>> START INFORMATION PROVIDED

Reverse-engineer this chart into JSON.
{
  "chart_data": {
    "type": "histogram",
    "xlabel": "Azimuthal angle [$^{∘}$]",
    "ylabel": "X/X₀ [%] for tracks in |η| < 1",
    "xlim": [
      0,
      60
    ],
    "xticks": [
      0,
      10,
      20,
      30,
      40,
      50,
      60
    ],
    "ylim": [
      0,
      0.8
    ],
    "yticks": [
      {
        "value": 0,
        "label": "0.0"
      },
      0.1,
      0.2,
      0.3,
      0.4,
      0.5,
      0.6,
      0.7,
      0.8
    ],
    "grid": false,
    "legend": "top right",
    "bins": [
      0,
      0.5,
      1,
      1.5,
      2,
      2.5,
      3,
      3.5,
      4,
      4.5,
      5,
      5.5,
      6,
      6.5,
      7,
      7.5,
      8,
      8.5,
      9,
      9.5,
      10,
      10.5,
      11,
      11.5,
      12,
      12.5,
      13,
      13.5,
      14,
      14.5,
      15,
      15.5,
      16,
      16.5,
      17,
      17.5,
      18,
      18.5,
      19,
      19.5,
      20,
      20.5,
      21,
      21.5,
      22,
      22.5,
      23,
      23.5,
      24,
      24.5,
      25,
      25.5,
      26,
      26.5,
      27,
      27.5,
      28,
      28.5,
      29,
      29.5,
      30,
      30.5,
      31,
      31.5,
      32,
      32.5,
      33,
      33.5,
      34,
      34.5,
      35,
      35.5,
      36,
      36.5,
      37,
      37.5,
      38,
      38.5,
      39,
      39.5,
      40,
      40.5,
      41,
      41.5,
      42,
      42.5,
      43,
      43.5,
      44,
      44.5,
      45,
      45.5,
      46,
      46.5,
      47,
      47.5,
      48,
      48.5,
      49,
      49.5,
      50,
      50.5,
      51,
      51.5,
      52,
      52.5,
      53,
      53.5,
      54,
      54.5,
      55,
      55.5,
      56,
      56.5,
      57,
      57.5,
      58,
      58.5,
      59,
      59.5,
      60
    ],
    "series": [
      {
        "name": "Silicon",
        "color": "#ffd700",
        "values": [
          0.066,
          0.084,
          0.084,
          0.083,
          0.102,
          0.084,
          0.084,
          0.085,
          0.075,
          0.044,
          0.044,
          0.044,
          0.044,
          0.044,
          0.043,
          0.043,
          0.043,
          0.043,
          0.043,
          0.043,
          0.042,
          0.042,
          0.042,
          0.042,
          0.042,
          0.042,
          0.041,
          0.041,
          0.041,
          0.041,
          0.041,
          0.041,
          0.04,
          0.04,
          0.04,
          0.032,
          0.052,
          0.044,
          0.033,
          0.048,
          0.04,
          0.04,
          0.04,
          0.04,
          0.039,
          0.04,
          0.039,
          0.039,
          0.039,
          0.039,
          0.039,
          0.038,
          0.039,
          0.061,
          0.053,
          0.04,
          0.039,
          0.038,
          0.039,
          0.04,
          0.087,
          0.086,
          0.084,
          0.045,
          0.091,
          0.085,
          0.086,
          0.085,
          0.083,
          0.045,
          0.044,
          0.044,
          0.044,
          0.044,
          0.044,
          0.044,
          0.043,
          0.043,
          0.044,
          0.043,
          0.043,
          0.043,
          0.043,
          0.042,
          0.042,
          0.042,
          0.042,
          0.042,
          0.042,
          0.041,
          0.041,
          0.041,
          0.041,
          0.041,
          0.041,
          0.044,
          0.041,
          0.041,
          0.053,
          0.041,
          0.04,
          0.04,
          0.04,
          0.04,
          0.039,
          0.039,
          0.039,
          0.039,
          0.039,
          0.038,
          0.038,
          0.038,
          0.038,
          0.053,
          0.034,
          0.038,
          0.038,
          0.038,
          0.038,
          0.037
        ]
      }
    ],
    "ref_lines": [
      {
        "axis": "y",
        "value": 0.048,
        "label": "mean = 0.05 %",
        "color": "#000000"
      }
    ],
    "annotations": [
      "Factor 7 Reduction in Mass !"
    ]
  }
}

>> END INFORMATION PROVIDED

**WORK TO COMPLETE**: Reproduce all of the material above word for word.

**ANSWER TO THIS PROBLEM**:
Reverse-engineer this chart into JSON.
{
  "chart_data": {
    "type": "histogram",
    "xlabel": "Azimuthal angle [$^{∘}$]",
    "ylabel": "X/X₀ [%] for tracks in |η| < 1",
    "xlim": [
      0,
      60
    ],
    "xticks": [
      0,
      10,
      20,
      30,
      40,
      50,
      60
    ],
    "ylim": [
      0,
      0.8
    ],
    "yticks": [
      {
        "value": 0,
        "label": "0.0"
      },
      0.1,
      0.2,
      0.3,
      0.4,
      0.5,
      0.6,
      0.7,
      0.8
    ],
    "grid": false,
    "legend": "top right",
    "bins": [
      0,
      0.5,
      1,
      1.5,
      2,
      2.5,
      3,
      3.5,
      4,
      4.5,
      5,
      5.5,
      6,
      6.5,
      7,
      7.5,
      8,
      8.5,
      9,
      9.5,
      10,
      10.5,
      11,
      11.5,
      12,
      12.5,
      13,
      13.5,
      14,
      14.5,
      15,
      15.5,
      16,
      16.5,
      17,
      17.5,
      18,
      18.5,
      19,
      19.5,
      20,
      20.5,
      21,
      21.5,
      22,
      22.5,
      23,
      23.5,
      24,
      24.5,
      25,
      25.5,
      26,
      26.5,
      27,
      27.5,
      28,
      28.5,
      29,
      29.5,
      30,
      30.5,
      31,
      31.5,
      32,
      32.5,
      33,
      33.5,
      34,
      34.5,
      35,
      35.5,
      36,
      36.5,
      37,
      37.5,
      38,
      38.5,
      39,
      39.5,
      40,
      40.5,
      41,
      41.5,
      42,
      42.5,
      43,
      43.5,
      44,
      44.5,
      45,
      45.5,
      46,
      46.5,
      47,
      47.5,
      48,
      48.5,
      49,
      49.5,
      50,
      50.5,
      51,
      51.5,
      52,
      52.5,
      53,
      53.5,
      54,
      54.5,
      55,
      55.5,
      56,
      56.5,
      57,
      57.5,
      58,
      58.5,
      59,
      59.5,
      60
    ],
    "series": [
      {
        "name": "Silicon",
        "color": "#ffd700",
        "values": [
          0.066,
          0.084,
          0.084,
          0.083,
          0.102,
          0.084,
          0.084,
          0.085,
          0.075,
          0.044,
          0.044,
          0.044,
          0.044,
          0.044,
          0.043,
          0.043,
          0.043,
          0.043,
          0.043,
          0.043,
          0.042,
          0.042,
          0.042,
          0.042,
          0.042,
          0.042,
          0.041,
          0.041,
          0.041,
          0.041,
          0.041,
          0.041,
          0.04,
          0.04,
          0.04,
          0.032,
          0.052,
          0.044,
          0.033,
          0.048,
          0.04,
          0.04,
          0.04,
          0.04,
          0.039,
          0.04,
          0.039,
          0.039,
          0.039,
          0.039,
          0.039,
          0.038,
          0.039,
          0.061,
          0.053,
          0.04,
          0.039,
          0.038,
          0.039,
          0.04,
          0.087,
          0.086,
          0.084,
          0.045,
          0.091,
          0.085,
          0.086,
          0.085,
          0.083,
          0.045,
          0.044,
          0.044,
          0.044,
          0.044,
          0.044,
          0.044,
          0.043,
          0.043,
          0.044,
          0.043,
          0.043,
          0.043,
          0.043,
          0.042,
          0.042,
          0.042,
          0.042,
          0.042,
          0.042,
          0.041,
          0.041,
          0.041,
          0.041,
          0.041,
          0.041,
          0.044,
          0.041,
          0.041,
          0.053,
          0.041,
          0.04,
          0.04,
          0.04,
          0.04,
          0.039,
          0.039,
          0.039,
          0.039,
          0.039,
          0.038,
          0.038,
          0.038,
          0.038,
          0.053,
          0.034,
          0.038,
          0.038,
          0.038,
          0.038,
          0.037
        ]
      }
    ],
    "ref_lines": [
      {
        "axis": "y",
        "value": 0.048,
        "label": "mean = 0.05 %",
        "color": "#000000"
      }
    ],
    "annotations": [
      "Factor 7 Reduction in Mass !"
    ]
  }
}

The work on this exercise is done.